(Figure data in JSON)
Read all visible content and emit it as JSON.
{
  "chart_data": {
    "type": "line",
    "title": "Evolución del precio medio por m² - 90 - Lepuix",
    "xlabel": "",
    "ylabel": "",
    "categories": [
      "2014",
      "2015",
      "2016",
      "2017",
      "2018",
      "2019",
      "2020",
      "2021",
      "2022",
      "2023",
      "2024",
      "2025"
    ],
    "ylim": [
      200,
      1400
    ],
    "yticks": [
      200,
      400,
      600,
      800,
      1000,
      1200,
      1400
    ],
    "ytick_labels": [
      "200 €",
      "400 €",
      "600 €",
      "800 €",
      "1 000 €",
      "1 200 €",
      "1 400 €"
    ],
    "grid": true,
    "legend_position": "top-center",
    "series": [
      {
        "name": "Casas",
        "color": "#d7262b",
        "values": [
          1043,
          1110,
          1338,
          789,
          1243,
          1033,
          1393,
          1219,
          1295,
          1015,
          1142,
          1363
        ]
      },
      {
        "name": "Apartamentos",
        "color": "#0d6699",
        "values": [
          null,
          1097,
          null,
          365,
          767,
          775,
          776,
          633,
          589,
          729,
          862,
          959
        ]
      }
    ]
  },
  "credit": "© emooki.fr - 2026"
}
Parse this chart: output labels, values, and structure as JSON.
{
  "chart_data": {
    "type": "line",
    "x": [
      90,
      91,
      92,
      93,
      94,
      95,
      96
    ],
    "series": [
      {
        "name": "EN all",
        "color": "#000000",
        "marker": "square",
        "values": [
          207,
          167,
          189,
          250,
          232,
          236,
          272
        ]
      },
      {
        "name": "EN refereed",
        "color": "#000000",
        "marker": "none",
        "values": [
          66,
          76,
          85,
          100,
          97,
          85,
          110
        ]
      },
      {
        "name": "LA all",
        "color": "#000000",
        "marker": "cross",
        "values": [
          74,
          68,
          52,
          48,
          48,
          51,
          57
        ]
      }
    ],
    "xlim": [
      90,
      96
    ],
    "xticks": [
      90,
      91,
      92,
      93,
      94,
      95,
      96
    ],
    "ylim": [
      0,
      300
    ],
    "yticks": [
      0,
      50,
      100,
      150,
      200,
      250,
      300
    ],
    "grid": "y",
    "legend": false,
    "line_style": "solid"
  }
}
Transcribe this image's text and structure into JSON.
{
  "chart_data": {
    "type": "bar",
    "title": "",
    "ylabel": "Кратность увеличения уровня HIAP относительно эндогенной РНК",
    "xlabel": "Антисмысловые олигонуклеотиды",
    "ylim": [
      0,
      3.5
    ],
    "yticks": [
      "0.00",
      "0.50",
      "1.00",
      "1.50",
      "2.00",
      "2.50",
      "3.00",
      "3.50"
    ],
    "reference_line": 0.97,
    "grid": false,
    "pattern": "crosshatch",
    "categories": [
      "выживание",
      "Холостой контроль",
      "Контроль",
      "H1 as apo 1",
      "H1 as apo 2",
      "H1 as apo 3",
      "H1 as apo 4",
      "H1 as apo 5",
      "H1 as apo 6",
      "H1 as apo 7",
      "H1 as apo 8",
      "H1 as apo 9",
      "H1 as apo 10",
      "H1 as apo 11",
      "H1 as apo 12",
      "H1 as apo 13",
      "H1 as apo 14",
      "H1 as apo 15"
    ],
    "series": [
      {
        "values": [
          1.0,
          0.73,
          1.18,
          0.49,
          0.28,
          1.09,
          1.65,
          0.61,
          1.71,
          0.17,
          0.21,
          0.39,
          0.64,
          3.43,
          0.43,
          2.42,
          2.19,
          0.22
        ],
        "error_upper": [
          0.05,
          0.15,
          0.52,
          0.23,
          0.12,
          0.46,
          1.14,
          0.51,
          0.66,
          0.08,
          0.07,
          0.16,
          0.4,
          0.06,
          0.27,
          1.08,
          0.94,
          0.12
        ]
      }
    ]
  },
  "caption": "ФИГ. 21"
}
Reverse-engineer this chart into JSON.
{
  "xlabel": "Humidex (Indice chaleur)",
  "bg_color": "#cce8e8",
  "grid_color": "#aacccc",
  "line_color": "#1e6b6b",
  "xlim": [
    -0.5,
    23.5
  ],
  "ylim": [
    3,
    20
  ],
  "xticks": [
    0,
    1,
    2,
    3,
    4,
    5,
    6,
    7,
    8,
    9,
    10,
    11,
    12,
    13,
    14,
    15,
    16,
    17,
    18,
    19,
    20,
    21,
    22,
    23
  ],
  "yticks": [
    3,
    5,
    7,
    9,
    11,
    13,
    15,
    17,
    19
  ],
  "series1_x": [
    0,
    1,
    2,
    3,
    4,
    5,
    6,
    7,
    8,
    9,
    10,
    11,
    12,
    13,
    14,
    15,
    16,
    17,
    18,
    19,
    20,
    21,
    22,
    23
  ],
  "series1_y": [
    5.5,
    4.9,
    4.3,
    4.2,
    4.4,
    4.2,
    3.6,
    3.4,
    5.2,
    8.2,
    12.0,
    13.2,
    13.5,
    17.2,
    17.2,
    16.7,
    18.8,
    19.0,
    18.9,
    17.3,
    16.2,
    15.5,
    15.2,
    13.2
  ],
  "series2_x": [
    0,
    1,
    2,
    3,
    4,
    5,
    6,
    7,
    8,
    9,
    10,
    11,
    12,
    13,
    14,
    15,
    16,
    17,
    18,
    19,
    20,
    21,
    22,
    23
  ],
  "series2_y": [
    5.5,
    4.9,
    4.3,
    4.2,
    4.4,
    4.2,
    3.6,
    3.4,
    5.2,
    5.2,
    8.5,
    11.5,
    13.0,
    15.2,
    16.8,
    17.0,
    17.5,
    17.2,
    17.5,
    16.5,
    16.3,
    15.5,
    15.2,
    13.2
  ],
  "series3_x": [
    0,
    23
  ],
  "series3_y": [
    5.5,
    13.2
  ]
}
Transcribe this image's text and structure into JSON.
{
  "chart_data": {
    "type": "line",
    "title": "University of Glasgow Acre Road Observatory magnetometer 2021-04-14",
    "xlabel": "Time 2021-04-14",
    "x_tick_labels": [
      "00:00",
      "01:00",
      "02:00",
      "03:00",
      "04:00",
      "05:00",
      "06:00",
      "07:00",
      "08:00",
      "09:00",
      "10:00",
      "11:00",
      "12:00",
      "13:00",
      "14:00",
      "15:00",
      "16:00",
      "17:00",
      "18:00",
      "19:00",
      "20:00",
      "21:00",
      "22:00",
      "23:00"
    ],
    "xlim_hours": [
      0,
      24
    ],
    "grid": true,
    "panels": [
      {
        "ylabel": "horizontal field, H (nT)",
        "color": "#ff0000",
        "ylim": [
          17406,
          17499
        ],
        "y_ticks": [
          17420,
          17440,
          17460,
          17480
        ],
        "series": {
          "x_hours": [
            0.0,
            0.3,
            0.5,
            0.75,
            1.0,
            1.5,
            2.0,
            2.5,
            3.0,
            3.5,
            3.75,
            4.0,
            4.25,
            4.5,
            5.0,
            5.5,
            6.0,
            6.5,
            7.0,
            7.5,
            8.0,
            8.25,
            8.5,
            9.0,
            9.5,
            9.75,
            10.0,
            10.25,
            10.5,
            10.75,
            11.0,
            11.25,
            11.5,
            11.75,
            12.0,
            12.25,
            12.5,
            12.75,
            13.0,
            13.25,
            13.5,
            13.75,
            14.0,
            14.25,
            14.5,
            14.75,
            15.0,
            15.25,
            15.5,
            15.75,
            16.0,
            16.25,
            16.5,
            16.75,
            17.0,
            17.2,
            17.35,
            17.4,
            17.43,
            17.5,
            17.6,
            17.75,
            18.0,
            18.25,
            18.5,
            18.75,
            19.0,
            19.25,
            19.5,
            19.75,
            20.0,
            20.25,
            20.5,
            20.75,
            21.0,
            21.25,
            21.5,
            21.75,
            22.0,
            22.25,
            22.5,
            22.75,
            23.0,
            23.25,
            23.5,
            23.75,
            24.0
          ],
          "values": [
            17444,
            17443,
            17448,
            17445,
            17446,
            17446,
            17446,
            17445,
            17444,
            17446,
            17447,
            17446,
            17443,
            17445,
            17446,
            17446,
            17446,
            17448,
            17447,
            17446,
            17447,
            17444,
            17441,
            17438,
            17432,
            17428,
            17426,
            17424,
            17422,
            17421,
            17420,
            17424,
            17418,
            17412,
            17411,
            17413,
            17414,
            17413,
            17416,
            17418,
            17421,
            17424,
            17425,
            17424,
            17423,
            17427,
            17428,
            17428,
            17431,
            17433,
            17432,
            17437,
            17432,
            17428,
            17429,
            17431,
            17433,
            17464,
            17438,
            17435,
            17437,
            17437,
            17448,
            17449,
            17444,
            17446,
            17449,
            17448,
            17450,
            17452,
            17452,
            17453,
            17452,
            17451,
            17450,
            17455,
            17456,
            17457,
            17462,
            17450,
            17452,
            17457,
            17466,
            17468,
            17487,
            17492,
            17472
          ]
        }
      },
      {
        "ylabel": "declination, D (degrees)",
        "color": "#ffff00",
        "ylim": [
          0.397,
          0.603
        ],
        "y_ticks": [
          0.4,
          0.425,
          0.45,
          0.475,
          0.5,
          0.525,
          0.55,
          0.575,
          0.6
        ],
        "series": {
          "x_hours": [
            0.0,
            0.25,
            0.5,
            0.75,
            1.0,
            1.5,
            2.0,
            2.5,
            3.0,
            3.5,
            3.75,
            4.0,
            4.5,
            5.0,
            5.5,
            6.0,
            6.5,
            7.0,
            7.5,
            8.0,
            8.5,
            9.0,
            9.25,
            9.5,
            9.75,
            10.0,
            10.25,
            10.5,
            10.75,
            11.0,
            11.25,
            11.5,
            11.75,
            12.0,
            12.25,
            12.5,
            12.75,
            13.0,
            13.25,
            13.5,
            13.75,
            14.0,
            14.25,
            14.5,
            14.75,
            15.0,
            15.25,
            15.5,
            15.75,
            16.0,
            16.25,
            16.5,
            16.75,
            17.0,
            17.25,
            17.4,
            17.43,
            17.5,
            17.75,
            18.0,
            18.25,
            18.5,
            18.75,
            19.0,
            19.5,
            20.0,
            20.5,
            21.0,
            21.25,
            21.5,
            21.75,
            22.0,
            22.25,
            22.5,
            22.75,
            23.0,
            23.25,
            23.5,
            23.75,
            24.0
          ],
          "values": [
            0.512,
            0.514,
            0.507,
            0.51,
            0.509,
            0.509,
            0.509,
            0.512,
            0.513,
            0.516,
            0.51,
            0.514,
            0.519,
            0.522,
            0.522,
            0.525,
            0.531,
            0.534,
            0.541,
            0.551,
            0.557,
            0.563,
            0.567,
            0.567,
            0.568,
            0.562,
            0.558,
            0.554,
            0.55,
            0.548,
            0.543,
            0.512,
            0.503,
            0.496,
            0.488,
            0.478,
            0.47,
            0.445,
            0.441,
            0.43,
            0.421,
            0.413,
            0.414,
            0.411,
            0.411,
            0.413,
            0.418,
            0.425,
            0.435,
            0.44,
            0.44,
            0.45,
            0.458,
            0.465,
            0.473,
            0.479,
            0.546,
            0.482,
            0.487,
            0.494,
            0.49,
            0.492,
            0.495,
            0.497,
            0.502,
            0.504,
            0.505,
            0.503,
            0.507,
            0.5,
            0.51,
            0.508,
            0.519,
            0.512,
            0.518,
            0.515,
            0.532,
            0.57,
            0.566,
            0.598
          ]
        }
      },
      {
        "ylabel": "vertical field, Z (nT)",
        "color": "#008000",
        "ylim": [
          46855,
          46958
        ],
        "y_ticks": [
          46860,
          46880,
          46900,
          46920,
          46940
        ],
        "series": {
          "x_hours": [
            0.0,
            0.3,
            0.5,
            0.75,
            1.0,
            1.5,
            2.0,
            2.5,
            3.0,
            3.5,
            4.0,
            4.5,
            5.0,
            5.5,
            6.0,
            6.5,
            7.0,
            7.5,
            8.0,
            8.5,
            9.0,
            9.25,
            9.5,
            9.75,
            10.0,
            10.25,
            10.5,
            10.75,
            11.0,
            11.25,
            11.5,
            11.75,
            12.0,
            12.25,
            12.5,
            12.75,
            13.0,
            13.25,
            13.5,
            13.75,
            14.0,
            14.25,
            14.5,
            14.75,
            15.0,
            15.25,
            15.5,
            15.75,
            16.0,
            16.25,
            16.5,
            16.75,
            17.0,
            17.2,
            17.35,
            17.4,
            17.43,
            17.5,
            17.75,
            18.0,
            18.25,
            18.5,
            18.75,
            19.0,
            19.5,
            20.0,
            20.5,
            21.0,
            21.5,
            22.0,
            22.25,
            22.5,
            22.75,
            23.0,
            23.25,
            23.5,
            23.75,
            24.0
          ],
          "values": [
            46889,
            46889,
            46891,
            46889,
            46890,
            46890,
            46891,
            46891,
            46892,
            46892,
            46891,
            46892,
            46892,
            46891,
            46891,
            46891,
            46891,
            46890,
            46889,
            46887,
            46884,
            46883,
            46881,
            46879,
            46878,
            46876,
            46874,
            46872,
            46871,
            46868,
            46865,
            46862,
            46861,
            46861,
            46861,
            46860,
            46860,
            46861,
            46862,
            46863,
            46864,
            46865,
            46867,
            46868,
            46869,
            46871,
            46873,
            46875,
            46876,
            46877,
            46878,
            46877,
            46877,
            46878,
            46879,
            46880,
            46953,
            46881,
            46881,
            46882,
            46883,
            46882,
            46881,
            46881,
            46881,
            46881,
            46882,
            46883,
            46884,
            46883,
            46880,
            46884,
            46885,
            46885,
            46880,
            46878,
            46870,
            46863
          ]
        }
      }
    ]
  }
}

■ What you are asked to do
Go through the entries above and copy every line containing "xlabel".

■ Complete output
    "xlabel": "",
    "xlabel": "Антисмысловые олигонуклеотиды",
  "xlabel": "Humidex (Indice chaleur)",
    "xlabel": "Time 2021-04-14",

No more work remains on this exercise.